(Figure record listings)
.....

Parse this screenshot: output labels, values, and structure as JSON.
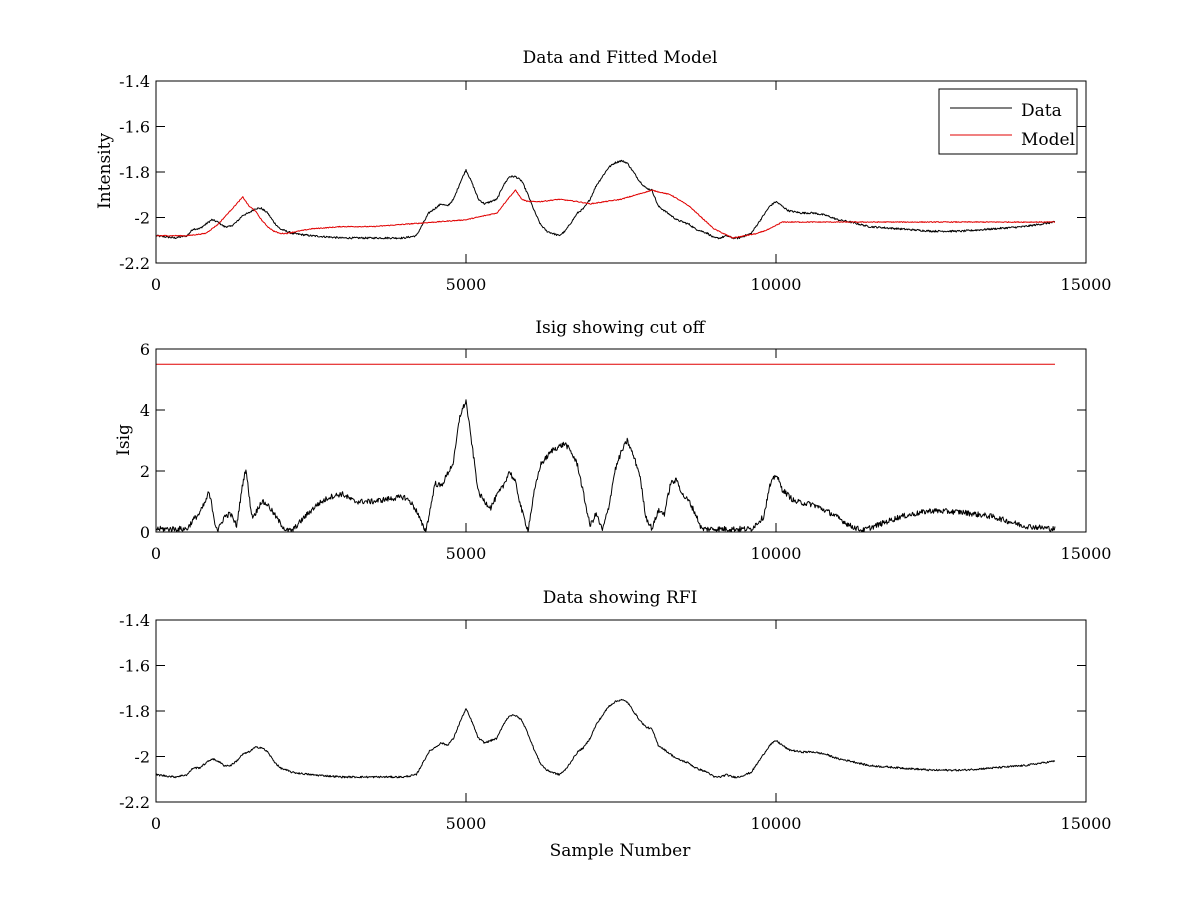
{
  "figure_title": "",
  "colors": {
    "data": "#000000",
    "model": "#e00000",
    "cutoff": "#e00000",
    "axes": "#000000"
  },
  "chart_data": [
    {
      "type": "line",
      "title": "Data and Fitted Model",
      "xlabel": "",
      "ylabel": "Intensity",
      "xlim": [
        0,
        15000
      ],
      "ylim": [
        -2.2,
        -1.4
      ],
      "xticks": [
        0,
        5000,
        10000,
        15000
      ],
      "yticks": [
        -2.2,
        -2,
        -1.8,
        -1.6,
        -1.4
      ],
      "xtick_labels": [
        "0",
        "5000",
        "10000",
        "15000"
      ],
      "ytick_labels": [
        "-2.2",
        "-2",
        "-1.8",
        "-1.6",
        "-1.4"
      ],
      "grid": false,
      "legend": {
        "placement": "top-right",
        "entries": [
          "Data",
          "Model"
        ]
      },
      "series": [
        {
          "name": "Data",
          "color": "#000000",
          "noise": 0.004,
          "x": [
            0,
            300,
            500,
            600,
            700,
            800,
            900,
            1000,
            1100,
            1200,
            1300,
            1400,
            1500,
            1600,
            1700,
            1800,
            1900,
            2000,
            2200,
            2500,
            3000,
            3500,
            4000,
            4200,
            4300,
            4400,
            4500,
            4600,
            4700,
            4800,
            4900,
            5000,
            5100,
            5200,
            5300,
            5400,
            5500,
            5600,
            5700,
            5800,
            5900,
            6000,
            6100,
            6200,
            6300,
            6400,
            6500,
            6600,
            6700,
            6800,
            6900,
            7000,
            7100,
            7200,
            7300,
            7400,
            7500,
            7600,
            7700,
            7800,
            7900,
            8000,
            8100,
            8200,
            8300,
            8400,
            8500,
            8600,
            8700,
            8800,
            8900,
            9000,
            9100,
            9200,
            9300,
            9400,
            9500,
            9600,
            9700,
            9800,
            9900,
            10000,
            10100,
            10200,
            10400,
            10600,
            10800,
            11000,
            11200,
            11500,
            12000,
            12500,
            13000,
            13500,
            14000,
            14500
          ],
          "y": [
            -2.08,
            -2.09,
            -2.08,
            -2.05,
            -2.05,
            -2.03,
            -2.01,
            -2.02,
            -2.04,
            -2.04,
            -2.02,
            -1.99,
            -1.98,
            -1.96,
            -1.96,
            -1.98,
            -2.02,
            -2.05,
            -2.07,
            -2.08,
            -2.09,
            -2.09,
            -2.09,
            -2.08,
            -2.03,
            -1.98,
            -1.96,
            -1.94,
            -1.95,
            -1.92,
            -1.85,
            -1.79,
            -1.85,
            -1.92,
            -1.94,
            -1.93,
            -1.92,
            -1.86,
            -1.82,
            -1.82,
            -1.84,
            -1.9,
            -1.97,
            -2.03,
            -2.06,
            -2.07,
            -2.08,
            -2.06,
            -2.02,
            -1.98,
            -1.96,
            -1.92,
            -1.86,
            -1.82,
            -1.78,
            -1.76,
            -1.75,
            -1.76,
            -1.8,
            -1.84,
            -1.87,
            -1.88,
            -1.95,
            -1.97,
            -1.99,
            -2.01,
            -2.02,
            -2.03,
            -2.05,
            -2.06,
            -2.07,
            -2.09,
            -2.09,
            -2.08,
            -2.09,
            -2.09,
            -2.08,
            -2.07,
            -2.03,
            -1.99,
            -1.95,
            -1.93,
            -1.95,
            -1.97,
            -1.98,
            -1.98,
            -1.99,
            -2.01,
            -2.02,
            -2.04,
            -2.05,
            -2.06,
            -2.06,
            -2.05,
            -2.04,
            -2.02
          ]
        },
        {
          "name": "Model",
          "color": "#e00000",
          "noise": 0.002,
          "x": [
            0,
            500,
            800,
            900,
            1000,
            1100,
            1200,
            1300,
            1400,
            1500,
            1600,
            1700,
            1800,
            1900,
            2000,
            2100,
            2500,
            3000,
            3500,
            4000,
            4500,
            5000,
            5500,
            5700,
            5800,
            5900,
            6000,
            6200,
            6500,
            6800,
            7000,
            7500,
            8000,
            8300,
            8600,
            9000,
            9300,
            9500,
            9700,
            9900,
            10100,
            10300,
            11000,
            12000,
            13000,
            14000,
            14500
          ],
          "y": [
            -2.08,
            -2.08,
            -2.07,
            -2.05,
            -2.03,
            -2.0,
            -1.97,
            -1.94,
            -1.91,
            -1.95,
            -1.97,
            -2.01,
            -2.04,
            -2.06,
            -2.07,
            -2.07,
            -2.05,
            -2.04,
            -2.04,
            -2.03,
            -2.02,
            -2.01,
            -1.98,
            -1.91,
            -1.88,
            -1.92,
            -1.93,
            -1.93,
            -1.92,
            -1.93,
            -1.94,
            -1.92,
            -1.88,
            -1.9,
            -1.95,
            -2.05,
            -2.09,
            -2.08,
            -2.07,
            -2.05,
            -2.02,
            -2.02,
            -2.02,
            -2.02,
            -2.02,
            -2.02,
            -2.02
          ]
        }
      ]
    },
    {
      "type": "line",
      "title": "Isig showing cut off",
      "xlabel": "",
      "ylabel": "Isig",
      "xlim": [
        0,
        15000
      ],
      "ylim": [
        0,
        6
      ],
      "xticks": [
        0,
        5000,
        10000,
        15000
      ],
      "yticks": [
        0,
        2,
        4,
        6
      ],
      "xtick_labels": [
        "0",
        "5000",
        "10000",
        "15000"
      ],
      "ytick_labels": [
        "0",
        "2",
        "4",
        "6"
      ],
      "grid": false,
      "series": [
        {
          "color": "#000000",
          "noise": 0.09,
          "x": [
            0,
            500,
            600,
            700,
            800,
            850,
            900,
            950,
            1000,
            1100,
            1200,
            1300,
            1400,
            1450,
            1500,
            1550,
            1600,
            1700,
            1800,
            1900,
            2000,
            2100,
            2200,
            2400,
            2600,
            2800,
            3000,
            3200,
            3500,
            3800,
            4000,
            4100,
            4200,
            4300,
            4350,
            4400,
            4500,
            4600,
            4700,
            4800,
            4900,
            5000,
            5100,
            5200,
            5300,
            5400,
            5500,
            5600,
            5700,
            5800,
            5900,
            6000,
            6100,
            6200,
            6400,
            6600,
            6700,
            6800,
            6900,
            7000,
            7100,
            7200,
            7300,
            7400,
            7500,
            7600,
            7700,
            7800,
            7900,
            8000,
            8100,
            8200,
            8300,
            8400,
            8500,
            8600,
            8700,
            8800,
            9000,
            9300,
            9600,
            9800,
            9900,
            10000,
            10100,
            10300,
            10600,
            10900,
            11200,
            11400,
            11600,
            12000,
            12500,
            13000,
            13500,
            14000,
            14500
          ],
          "y": [
            0.1,
            0.1,
            0.4,
            0.6,
            1.0,
            1.3,
            0.9,
            0.3,
            0.05,
            0.5,
            0.6,
            0.2,
            1.6,
            2.1,
            1.2,
            0.5,
            0.6,
            1.0,
            0.9,
            0.6,
            0.3,
            0.05,
            0.05,
            0.5,
            0.9,
            1.15,
            1.25,
            1.0,
            1.0,
            1.1,
            1.15,
            1.0,
            0.7,
            0.2,
            0.05,
            0.5,
            1.6,
            1.5,
            1.9,
            2.3,
            3.8,
            4.3,
            2.8,
            1.3,
            1.0,
            0.8,
            1.2,
            1.5,
            2.0,
            1.6,
            0.7,
            0.05,
            1.3,
            2.2,
            2.7,
            2.9,
            2.6,
            2.2,
            1.2,
            0.2,
            0.6,
            0.05,
            0.8,
            2.0,
            2.6,
            3.0,
            2.5,
            1.9,
            0.5,
            0.1,
            0.7,
            0.6,
            1.6,
            1.7,
            1.2,
            1.0,
            0.6,
            0.1,
            0.1,
            0.1,
            0.1,
            0.5,
            1.5,
            1.9,
            1.4,
            1.0,
            0.9,
            0.6,
            0.2,
            0.05,
            0.2,
            0.5,
            0.7,
            0.65,
            0.5,
            0.2,
            0.1
          ]
        },
        {
          "color": "#e00000",
          "noise": 0,
          "x": [
            0,
            14500
          ],
          "y": [
            5.5,
            5.5
          ]
        }
      ]
    },
    {
      "type": "line",
      "title": "Data showing RFI",
      "xlabel": "Sample Number",
      "ylabel": "",
      "xlim": [
        0,
        15000
      ],
      "ylim": [
        -2.2,
        -1.4
      ],
      "xticks": [
        0,
        5000,
        10000,
        15000
      ],
      "yticks": [
        -2.2,
        -2,
        -1.8,
        -1.6,
        -1.4
      ],
      "xtick_labels": [
        "0",
        "5000",
        "10000",
        "15000"
      ],
      "ytick_labels": [
        "-2.2",
        "-2",
        "-1.8",
        "-1.6",
        "-1.4"
      ],
      "grid": false,
      "series": [
        {
          "color": "#000000",
          "noise": 0.004,
          "x": [
            0,
            300,
            500,
            600,
            700,
            800,
            900,
            1000,
            1100,
            1200,
            1300,
            1400,
            1500,
            1600,
            1700,
            1800,
            1900,
            2000,
            2200,
            2500,
            3000,
            3500,
            4000,
            4200,
            4300,
            4400,
            4500,
            4600,
            4700,
            4800,
            4900,
            5000,
            5100,
            5200,
            5300,
            5400,
            5500,
            5600,
            5700,
            5800,
            5900,
            6000,
            6100,
            6200,
            6300,
            6400,
            6500,
            6600,
            6700,
            6800,
            6900,
            7000,
            7100,
            7200,
            7300,
            7400,
            7500,
            7600,
            7700,
            7800,
            7900,
            8000,
            8100,
            8200,
            8300,
            8400,
            8500,
            8600,
            8700,
            8800,
            8900,
            9000,
            9100,
            9200,
            9300,
            9400,
            9500,
            9600,
            9700,
            9800,
            9900,
            10000,
            10100,
            10200,
            10400,
            10600,
            10800,
            11000,
            11200,
            11500,
            12000,
            12500,
            13000,
            13500,
            14000,
            14500
          ],
          "y": [
            -2.08,
            -2.09,
            -2.08,
            -2.05,
            -2.05,
            -2.03,
            -2.01,
            -2.02,
            -2.04,
            -2.04,
            -2.02,
            -1.99,
            -1.98,
            -1.96,
            -1.96,
            -1.98,
            -2.02,
            -2.05,
            -2.07,
            -2.08,
            -2.09,
            -2.09,
            -2.09,
            -2.08,
            -2.03,
            -1.98,
            -1.96,
            -1.94,
            -1.95,
            -1.92,
            -1.85,
            -1.79,
            -1.85,
            -1.92,
            -1.94,
            -1.93,
            -1.92,
            -1.86,
            -1.82,
            -1.82,
            -1.84,
            -1.9,
            -1.97,
            -2.03,
            -2.06,
            -2.07,
            -2.08,
            -2.06,
            -2.02,
            -1.98,
            -1.96,
            -1.92,
            -1.86,
            -1.82,
            -1.78,
            -1.76,
            -1.75,
            -1.76,
            -1.8,
            -1.84,
            -1.87,
            -1.88,
            -1.95,
            -1.97,
            -1.99,
            -2.01,
            -2.02,
            -2.03,
            -2.05,
            -2.06,
            -2.07,
            -2.09,
            -2.09,
            -2.08,
            -2.09,
            -2.09,
            -2.08,
            -2.07,
            -2.03,
            -1.99,
            -1.95,
            -1.93,
            -1.95,
            -1.97,
            -1.98,
            -1.98,
            -1.99,
            -2.01,
            -2.02,
            -2.04,
            -2.05,
            -2.06,
            -2.06,
            -2.05,
            -2.04,
            -2.02
          ]
        }
      ]
    }
  ]
}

.....

Aim. Identify the lines in the entries that hold "ylabel" and return each one.

Solution for this problem.
      "ylabel": "Intensity",
      "ylabel": "Isig",
      "ylabel": "",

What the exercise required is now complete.